### Extracted material
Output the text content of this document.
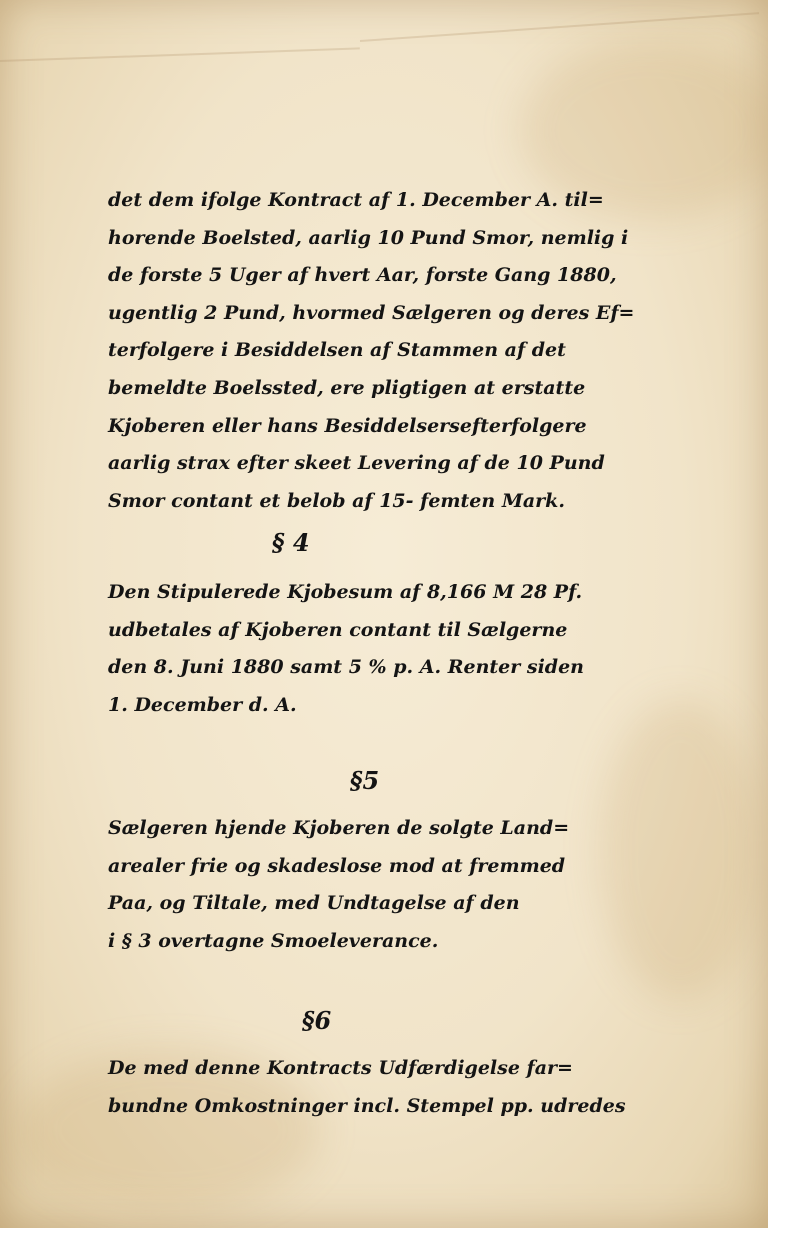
det dem ifolge Kontract af 1. December A. til=
horende Boelsted, aarlig 10 Pund Smor, nemlig i
de forste 5 Uger af hvert Aar, forste Gang 1880,
ugentlig 2 Pund, hvormed Sælgeren og deres Ef=
terfolgere i Besiddelsen af Stammen af det
bemeldte Boelssted, ere pligtigen at erstatte
Kjoberen eller hans Besiddelsersefterfolgere
aarlig strax efter skeet Levering af de 10 Pund
Smor contant et belob af 15- femten Mark.
§ 4
Den Stipulerede Kjobesum af 8,166 M 28 Pf.
udbetales af Kjoberen contant til Sælgerne
den 8. Juni 1880 samt 5 % p. A. Renter siden
1. December d. A.
§5
Sælgeren hjende Kjoberen de solgte Land=
arealer frie og skadeslose mod at fremmed
Paa, og Tiltale, med Undtagelse af den
i § 3 overtagne Smoeleverance.
§6
De med denne Kontracts Udfærdigelse far=
bundne Omkostninger incl. Stempel pp. udredes
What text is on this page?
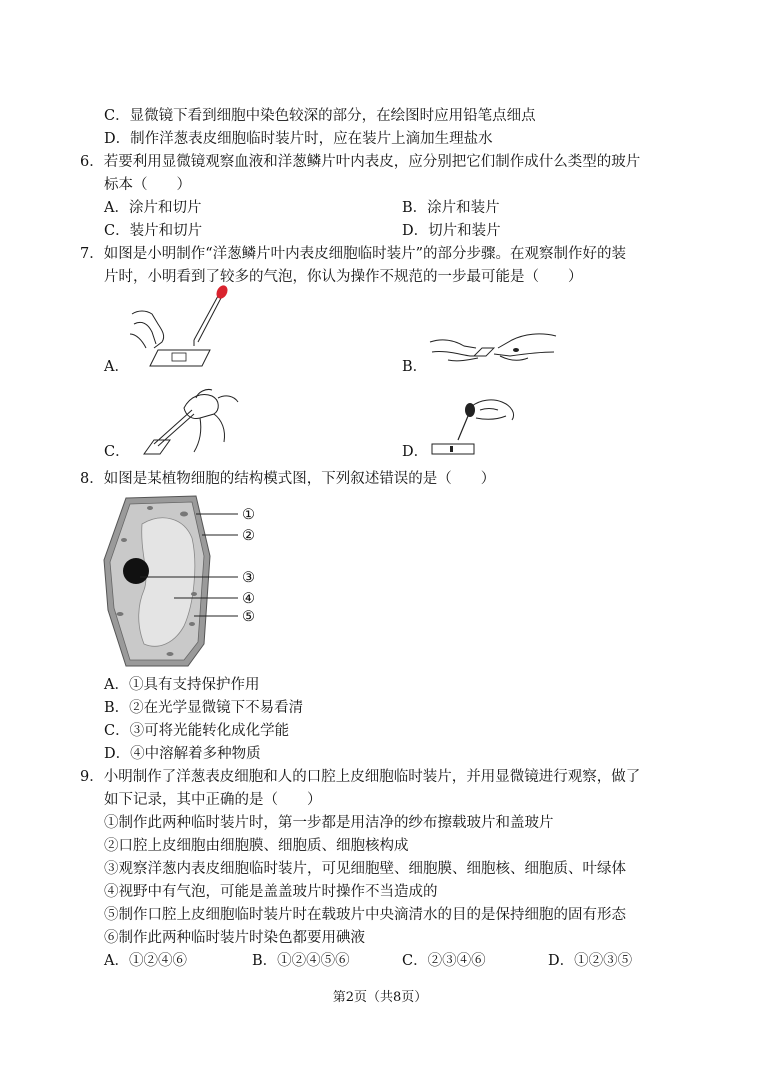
C．显微镜下看到细胞中染色较深的部分，在绘图时应用铅笔点细点
D．制作洋葱表皮细胞临时装片时，应在装片上滴加生理盐水
6．若要利用显微镜观察血液和洋葱鳞片叶内表皮，应分别把它们制作成什么类型的玻片
标本（　　）
A．涂片和切片	B．涂片和装片
C．装片和切片	D．切片和装片
7．如图是小明制作“洋葱鳞片叶内表皮细胞临时装片”的部分步骤。在观察制作好的装
片时，小明看到了较多的气泡，你认为操作不规范的一步最可能是（　　）
A．	B．
C．	D．
8．如图是某植物细胞的结构模式图，下列叙述错误的是（　　）
①
②
③
④
⑤
A．①具有支持保护作用
B．②在光学显微镜下不易看清
C．③可将光能转化成化学能
D．④中溶解着多种物质
9．小明制作了洋葱表皮细胞和人的口腔上皮细胞临时装片，并用显微镜进行观察，做了
如下记录，其中正确的是（　　）
①制作此两种临时装片时，第一步都是用洁净的纱布擦载玻片和盖玻片
②口腔上皮细胞由细胞膜、细胞质、细胞核构成
③观察洋葱内表皮细胞临时装片，可见细胞壁、细胞膜、细胞核、细胞质、叶绿体
④视野中有气泡，可能是盖盖玻片时操作不当造成的
⑤制作口腔上皮细胞临时装片时在载玻片中央滴清水的目的是保持细胞的固有形态
⑥制作此两种临时装片时染色都要用碘液
A．①②④⑥	B．①②④⑤⑥	C．②③④⑥	D．①②③⑤
第2页（共8页）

### What is required
Copy every line in the records above that contains the word "Pund".

### Final result
horende Boelsted, aarlig 10 Pund Smor, nemlig i
ugentlig 2 Pund, hvormed Sælgeren og deres Ef=
aarlig strax efter skeet Levering af de 10 Pund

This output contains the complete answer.